'''
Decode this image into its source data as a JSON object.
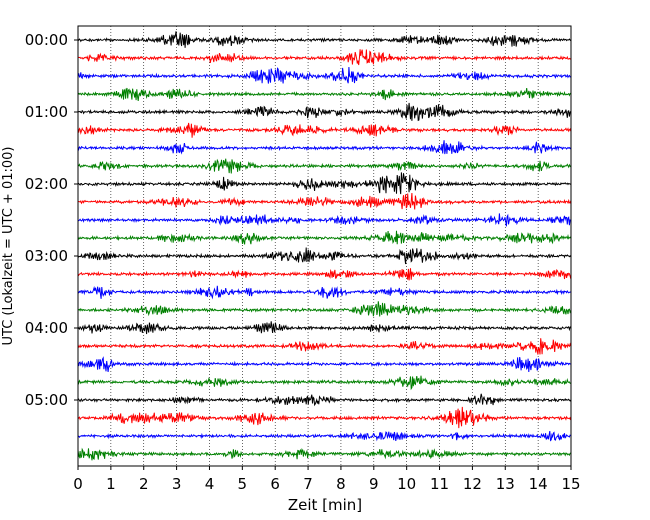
{
  "chart_data": {
    "type": "line",
    "subtype": "helicorder",
    "xlabel": "Zeit  [min]",
    "ylabel": "UTC (Lokalzeit = UTC + 01:00)",
    "x_ticks": [
      "0",
      "1",
      "2",
      "3",
      "4",
      "5",
      "6",
      "7",
      "8",
      "9",
      "10",
      "11",
      "12",
      "13",
      "14",
      "15"
    ],
    "xlim": [
      0,
      15
    ],
    "y_ticks": [
      "00:00",
      "01:00",
      "02:00",
      "03:00",
      "04:00",
      "05:00"
    ],
    "trace_colors": [
      "#000000",
      "#ff0000",
      "#0000ff",
      "#008000"
    ],
    "trace_count": 24,
    "minutes_per_trace": 15,
    "grid_x": "dotted vertical at each minute"
  }
}
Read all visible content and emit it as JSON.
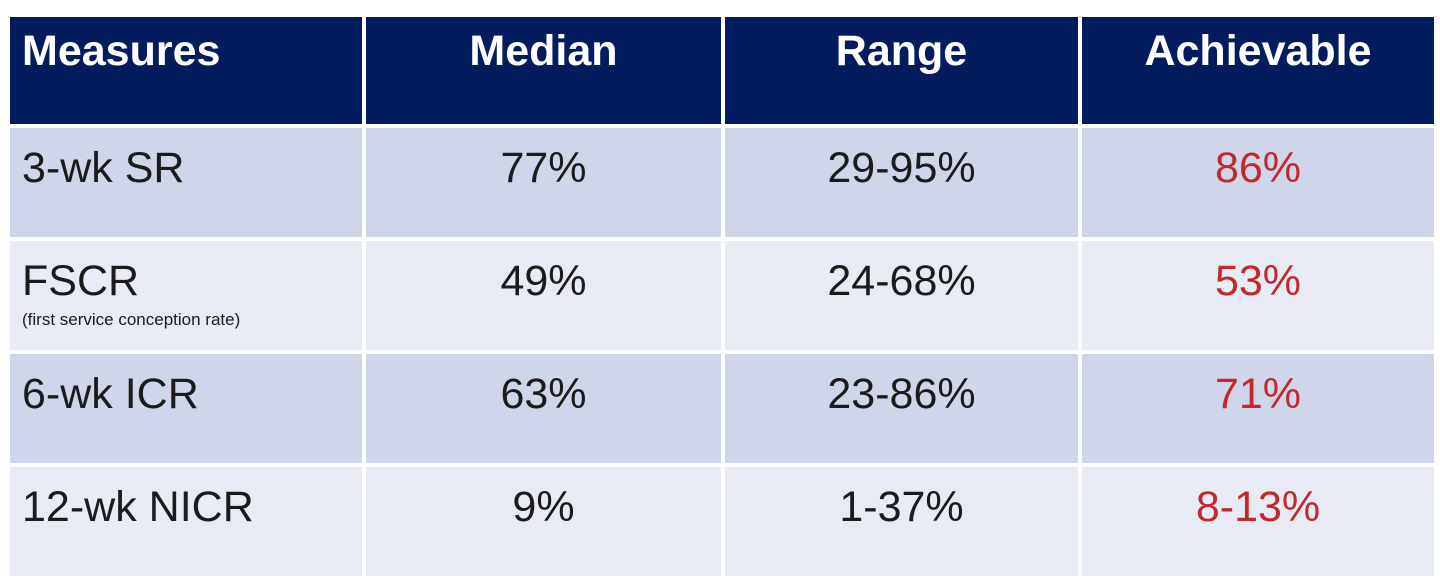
{
  "table": {
    "headers": [
      "Measures",
      "Median",
      "Range",
      "Achievable"
    ],
    "rows": [
      {
        "measure": "3-wk SR",
        "subtitle": "",
        "median": "77%",
        "range": "29-95%",
        "achievable": "86%"
      },
      {
        "measure": "FSCR",
        "subtitle": "(first service conception rate)",
        "median": "49%",
        "range": "24-68%",
        "achievable": "53%"
      },
      {
        "measure": "6-wk ICR",
        "subtitle": "",
        "median": "63%",
        "range": "23-86%",
        "achievable": "71%"
      },
      {
        "measure": "12-wk NICR",
        "subtitle": "",
        "median": "9%",
        "range": "1-37%",
        "achievable": "8-13%"
      }
    ]
  },
  "colors": {
    "header_bg": "#021c5e",
    "header_text": "#ffffff",
    "row_dark": "#d0d6ea",
    "row_light": "#e8ebf4",
    "achievable_text": "#c02a2e"
  }
}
'''
REQUEST
Repeat all of the data above word for word, minus the pictures.

THE OUTPUT
Decode this image into its source data as a JSON object.
{
  "chart_data": {
    "type": "line",
    "subtype": "helicorder",
    "xlabel": "Zeit  [min]",
    "ylabel": "UTC (Lokalzeit = UTC + 01:00)",
    "x_ticks": [
      "0",
      "1",
      "2",
      "3",
      "4",
      "5",
      "6",
      "7",
      "8",
      "9",
      "10",
      "11",
      "12",
      "13",
      "14",
      "15"
    ],
    "xlim": [
      0,
      15
    ],
    "y_ticks": [
      "00:00",
      "01:00",
      "02:00",
      "03:00",
      "04:00",
      "05:00"
    ],
    "trace_colors": [
      "#000000",
      "#ff0000",
      "#0000ff",
      "#008000"
    ],
    "trace_count": 24,
    "minutes_per_trace": 15,
    "grid_x": "dotted vertical at each minute"
  }
}
Read all visible content and emit it as JSON.
{
  "table": {
    "headers": [
      "Measures",
      "Median",
      "Range",
      "Achievable"
    ],
    "rows": [
      {
        "measure": "3-wk SR",
        "subtitle": "",
        "median": "77%",
        "range": "29-95%",
        "achievable": "86%"
      },
      {
        "measure": "FSCR",
        "subtitle": "(first service conception rate)",
        "median": "49%",
        "range": "24-68%",
        "achievable": "53%"
      },
      {
        "measure": "6-wk ICR",
        "subtitle": "",
        "median": "63%",
        "range": "23-86%",
        "achievable": "71%"
      },
      {
        "measure": "12-wk NICR",
        "subtitle": "",
        "median": "9%",
        "range": "1-37%",
        "achievable": "8-13%"
      }
    ]
  },
  "colors": {
    "header_bg": "#021c5e",
    "header_text": "#ffffff",
    "row_dark": "#d0d6ea",
    "row_light": "#e8ebf4",
    "achievable_text": "#c02a2e"
  }
}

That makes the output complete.